* Directions: Go through the listing below and list every line with "därför".

* Provided information:
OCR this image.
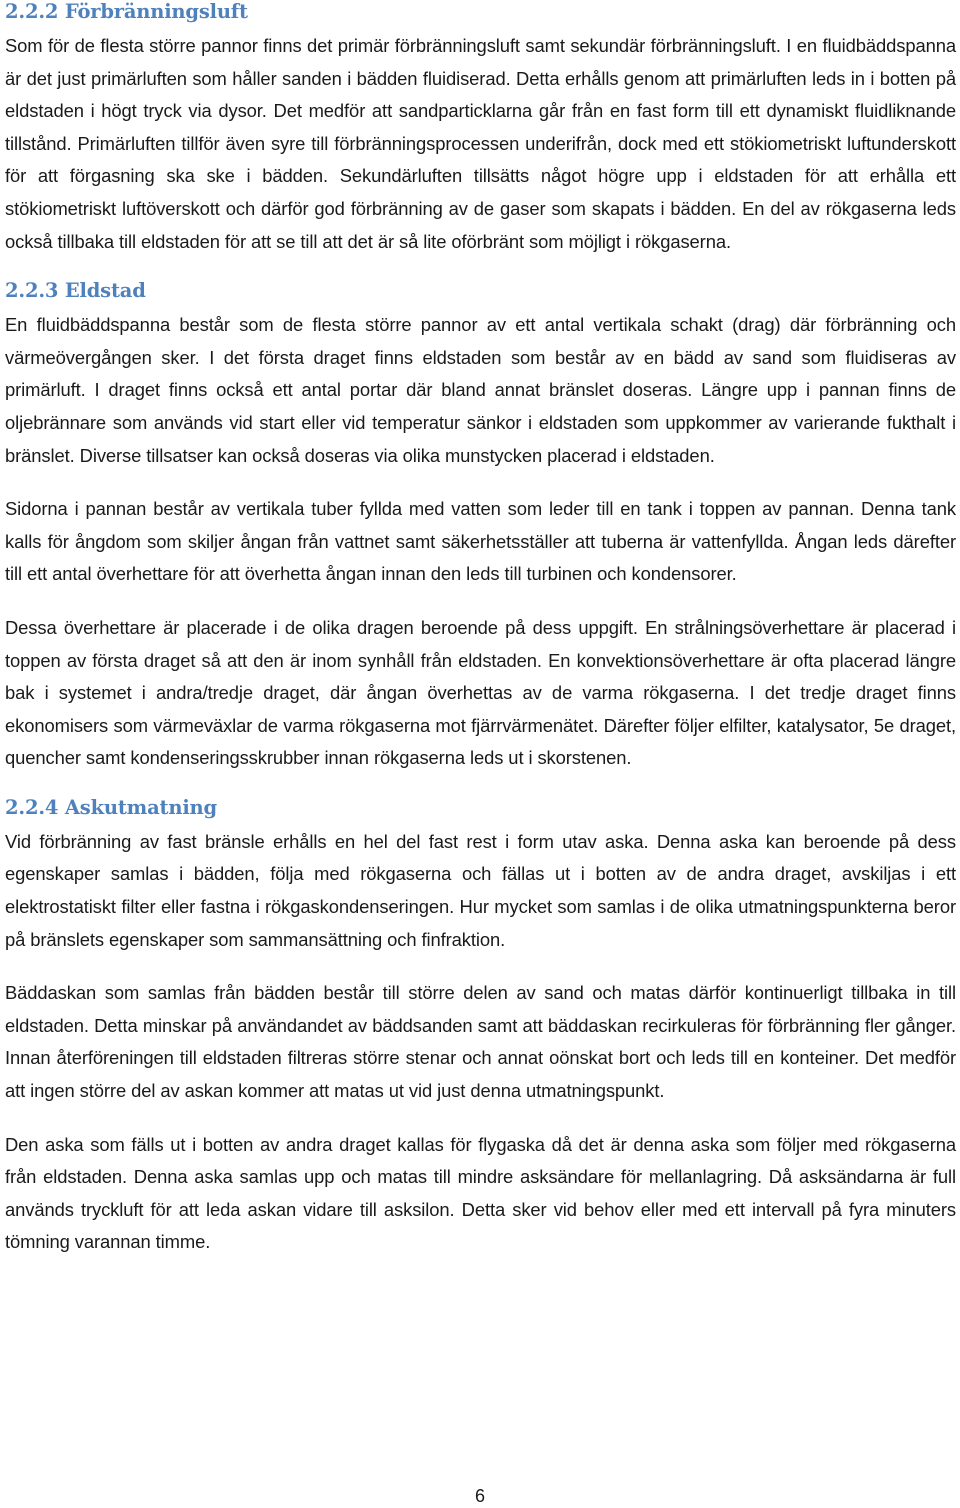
2.2.2 Förbränningsluft

Som för de flesta större pannor finns det primär förbränningsluft samt sekundär förbränningsluft. I en fluidbäddspanna är det just primärluften som håller sanden i bädden fluidiserad. Detta erhålls genom att primärluften leds in i botten på eldstaden i högt tryck via dysor. Det medför att sandparticklarna går från en fast form till ett dynamiskt fluidliknande tillstånd. Primärluften tillför även syre till förbränningsprocessen underifrån, dock med ett stökiometriskt luftunderskott för att förgasning ska ske i bädden. Sekundärluften tillsätts något högre upp i eldstaden för att erhålla ett stökiometriskt luftöverskott och därför god förbränning av de gaser som skapats i bädden. En del av rökgaserna leds också tillbaka till eldstaden för att se till att det är så lite oförbränt som möjligt i rökgaserna.

2.2.3 Eldstad

En fluidbäddspanna består som de flesta större pannor av ett antal vertikala schakt (drag) där förbränning och värmeövergången sker. I det första draget finns eldstaden som består av en bädd av sand som fluidiseras av primärluft. I draget finns också ett antal portar där bland annat bränslet doseras. Längre upp i pannan finns de oljebrännare som används vid start eller vid temperatur sänkor i eldstaden som uppkommer av varierande fukthalt i bränslet. Diverse tillsatser kan också doseras via olika munstycken placerad i eldstaden.

Sidorna i pannan består av vertikala tuber fyllda med vatten som leder till en tank i toppen av pannan. Denna tank kalls för ångdom som skiljer ångan från vattnet samt säkerhetsställer att tuberna är vattenfyllda. Ångan leds därefter till ett antal överhettare för att överhetta ångan innan den leds till turbinen och kondensorer.

Dessa överhettare är placerade i de olika dragen beroende på dess uppgift. En strålningsöverhettare är placerad i toppen av första draget så att den är inom synhåll från eldstaden. En konvektionsöverhettare är ofta placerad längre bak i systemet i andra/tredje draget, där ångan överhettas av de varma rökgaserna. I det tredje draget finns ekonomisers som värmeväxlar de varma rökgaserna mot fjärrvärmenätet. Därefter följer elfilter, katalysator, 5e draget, quencher samt kondenseringsskrubber innan rökgaserna leds ut i skorstenen.

2.2.4 Askutmatning

Vid förbränning av fast bränsle erhålls en hel del fast rest i form utav aska. Denna aska kan beroende på dess egenskaper samlas i bädden, följa med rökgaserna och fällas ut i botten av de andra draget, avskiljas i ett elektrostatiskt filter eller fastna i rökgaskondenseringen. Hur mycket som samlas i de olika utmatningspunkterna beror på bränslets egenskaper som sammansättning och finfraktion.

Bäddaskan som samlas från bädden består till större delen av sand och matas därför kontinuerligt tillbaka in till eldstaden. Detta minskar på användandet av bäddsanden samt att bäddaskan recirkuleras för förbränning fler gånger. Innan återföreningen till eldstaden filtreras större stenar och annat oönskat bort och leds till en konteiner. Det medför att ingen större del av askan kommer att matas ut vid just denna utmatningspunkt.

Den aska som fälls ut i botten av andra draget kallas för flygaska då det är denna aska som följer med rökgaserna från eldstaden. Denna aska samlas upp och matas till mindre asksändare för mellanlagring. Då asksändarna är full används tryckluft för att leda askan vidare till asksilon. Detta sker vid behov eller med ett intervall på fyra minuters tömning varannan timme.

6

* Output for this task:
Som för de flesta större pannor finns det primär förbränningsluft samt sekundär förbränningsluft. I en fluidbäddspanna är det just primärluften som håller sanden i bädden fluidiserad. Detta erhålls genom att primärluften leds in i botten på eldstaden i högt tryck via dysor. Det medför att sandparticklarna går från en fast form till ett dynamiskt fluidliknande tillstånd. Primärluften tillför även syre till förbränningsprocessen underifrån, dock med ett stökiometriskt luftunderskott för att förgasning ska ske i bädden. Sekundärluften tillsätts något högre upp i eldstaden för att erhålla ett stökiometriskt luftöverskott och därför god förbränning av de gaser som skapats i bädden. En del av rökgaserna leds också tillbaka till eldstaden för att se till att det är så lite oförbränt som möjligt i rökgaserna.
Bäddaskan som samlas från bädden består till större delen av sand och matas därför kontinuerligt tillbaka in till eldstaden. Detta minskar på användandet av bäddsanden samt att bäddaskan recirkuleras för förbränning fler gånger. Innan återföreningen till eldstaden filtreras större stenar och annat oönskat bort och leds till en konteiner. Det medför att ingen större del av askan kommer att matas ut vid just denna utmatningspunkt.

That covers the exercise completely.